==== Data lines ====

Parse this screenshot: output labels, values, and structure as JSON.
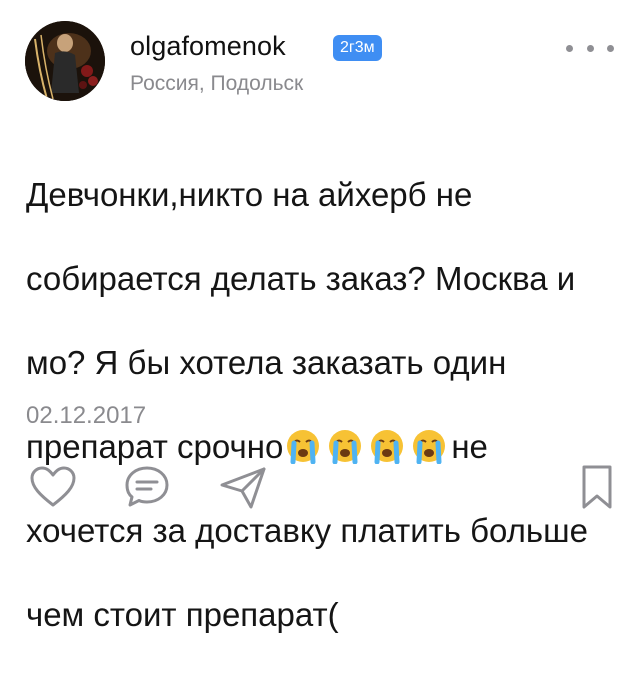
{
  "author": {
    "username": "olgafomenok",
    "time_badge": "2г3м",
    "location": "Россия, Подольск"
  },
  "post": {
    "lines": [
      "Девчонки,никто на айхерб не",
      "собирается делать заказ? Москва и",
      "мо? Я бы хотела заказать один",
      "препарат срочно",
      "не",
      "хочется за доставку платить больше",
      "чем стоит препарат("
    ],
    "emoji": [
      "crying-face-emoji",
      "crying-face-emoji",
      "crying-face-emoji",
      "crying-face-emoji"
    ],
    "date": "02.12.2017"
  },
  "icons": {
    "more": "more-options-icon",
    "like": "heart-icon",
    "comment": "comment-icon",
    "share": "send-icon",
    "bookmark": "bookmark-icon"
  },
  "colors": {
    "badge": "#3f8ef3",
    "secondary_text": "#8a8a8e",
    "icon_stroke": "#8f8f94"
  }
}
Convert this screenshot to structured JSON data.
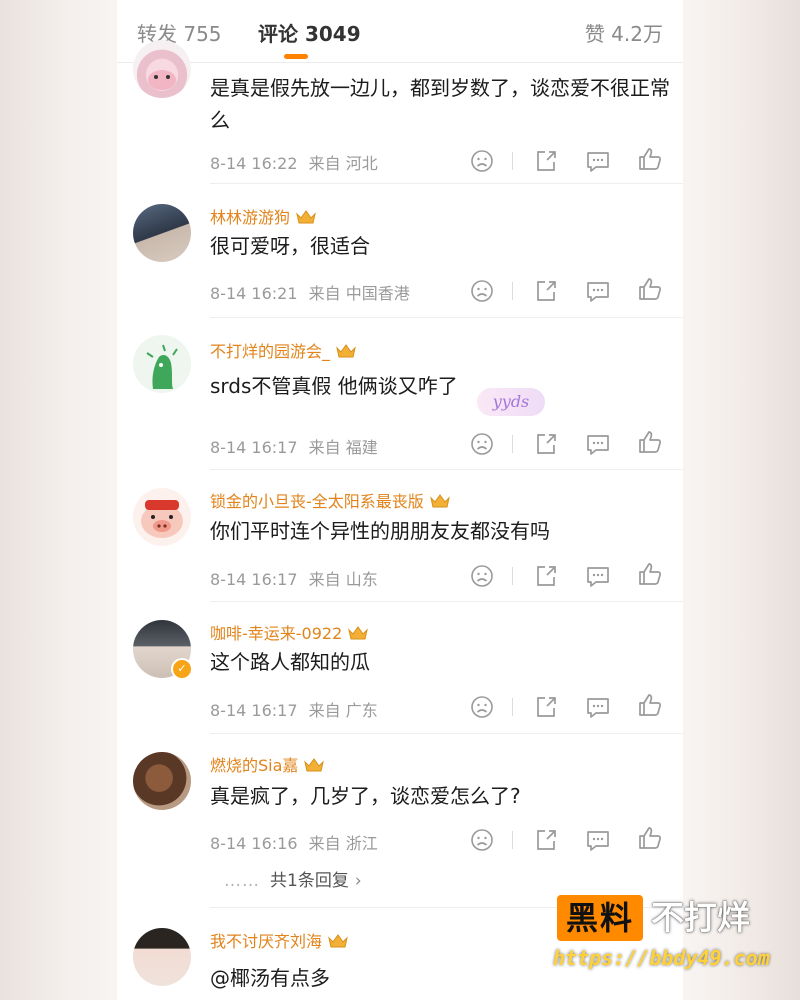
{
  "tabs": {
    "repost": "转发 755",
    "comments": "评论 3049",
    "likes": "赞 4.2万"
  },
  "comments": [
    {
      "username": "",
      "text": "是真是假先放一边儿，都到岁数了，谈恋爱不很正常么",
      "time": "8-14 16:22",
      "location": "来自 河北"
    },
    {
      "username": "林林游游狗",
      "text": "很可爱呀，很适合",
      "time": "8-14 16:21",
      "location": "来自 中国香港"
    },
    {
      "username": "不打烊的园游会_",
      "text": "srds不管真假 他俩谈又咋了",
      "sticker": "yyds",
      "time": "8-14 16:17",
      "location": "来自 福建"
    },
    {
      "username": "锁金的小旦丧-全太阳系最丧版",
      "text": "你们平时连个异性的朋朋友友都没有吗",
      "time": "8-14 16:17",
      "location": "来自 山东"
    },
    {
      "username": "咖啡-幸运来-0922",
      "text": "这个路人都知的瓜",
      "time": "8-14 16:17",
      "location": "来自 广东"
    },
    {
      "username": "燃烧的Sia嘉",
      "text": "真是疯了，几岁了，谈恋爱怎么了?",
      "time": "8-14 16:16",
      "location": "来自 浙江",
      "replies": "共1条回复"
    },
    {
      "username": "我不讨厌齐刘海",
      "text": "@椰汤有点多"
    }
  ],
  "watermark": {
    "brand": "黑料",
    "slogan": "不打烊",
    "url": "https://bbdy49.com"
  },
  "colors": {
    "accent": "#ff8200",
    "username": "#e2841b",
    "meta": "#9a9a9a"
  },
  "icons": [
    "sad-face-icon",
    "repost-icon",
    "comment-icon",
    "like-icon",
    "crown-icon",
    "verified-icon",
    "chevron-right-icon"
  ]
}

====

*Goal*:
Every record above should come back exactly, but without its pictures.

*Task output*:
Parse this screenshot: output labels, values, and structure as JSON.
{
  "author": {
    "username": "olgafomenok",
    "time_badge": "2г3м",
    "location": "Россия, Подольск"
  },
  "post": {
    "lines": [
      "Девчонки,никто на айхерб не",
      "собирается делать заказ? Москва и",
      "мо? Я бы хотела заказать один",
      "препарат срочно",
      "не",
      "хочется за доставку платить больше",
      "чем стоит препарат("
    ],
    "emoji": [
      "crying-face-emoji",
      "crying-face-emoji",
      "crying-face-emoji",
      "crying-face-emoji"
    ],
    "date": "02.12.2017"
  },
  "icons": {
    "more": "more-options-icon",
    "like": "heart-icon",
    "comment": "comment-icon",
    "share": "send-icon",
    "bookmark": "bookmark-icon"
  },
  "colors": {
    "badge": "#3f8ef3",
    "secondary_text": "#8a8a8e",
    "icon_stroke": "#8f8f94"
  }
}
Convert this screenshot to structured JSON data.
{
  "tabs": {
    "repost": "转发 755",
    "comments": "评论 3049",
    "likes": "赞 4.2万"
  },
  "comments": [
    {
      "username": "",
      "text": "是真是假先放一边儿，都到岁数了，谈恋爱不很正常么",
      "time": "8-14 16:22",
      "location": "来自 河北"
    },
    {
      "username": "林林游游狗",
      "text": "很可爱呀，很适合",
      "time": "8-14 16:21",
      "location": "来自 中国香港"
    },
    {
      "username": "不打烊的园游会_",
      "text": "srds不管真假 他俩谈又咋了",
      "sticker": "yyds",
      "time": "8-14 16:17",
      "location": "来自 福建"
    },
    {
      "username": "锁金的小旦丧-全太阳系最丧版",
      "text": "你们平时连个异性的朋朋友友都没有吗",
      "time": "8-14 16:17",
      "location": "来自 山东"
    },
    {
      "username": "咖啡-幸运来-0922",
      "text": "这个路人都知的瓜",
      "time": "8-14 16:17",
      "location": "来自 广东"
    },
    {
      "username": "燃烧的Sia嘉",
      "text": "真是疯了，几岁了，谈恋爱怎么了?",
      "time": "8-14 16:16",
      "location": "来自 浙江",
      "replies": "共1条回复"
    },
    {
      "username": "我不讨厌齐刘海",
      "text": "@椰汤有点多"
    }
  ],
  "watermark": {
    "brand": "黑料",
    "slogan": "不打烊",
    "url": "https://bbdy49.com"
  },
  "colors": {
    "accent": "#ff8200",
    "username": "#e2841b",
    "meta": "#9a9a9a"
  },
  "icons": [
    "sad-face-icon",
    "repost-icon",
    "comment-icon",
    "like-icon",
    "crown-icon",
    "verified-icon",
    "chevron-right-icon"
  ]
}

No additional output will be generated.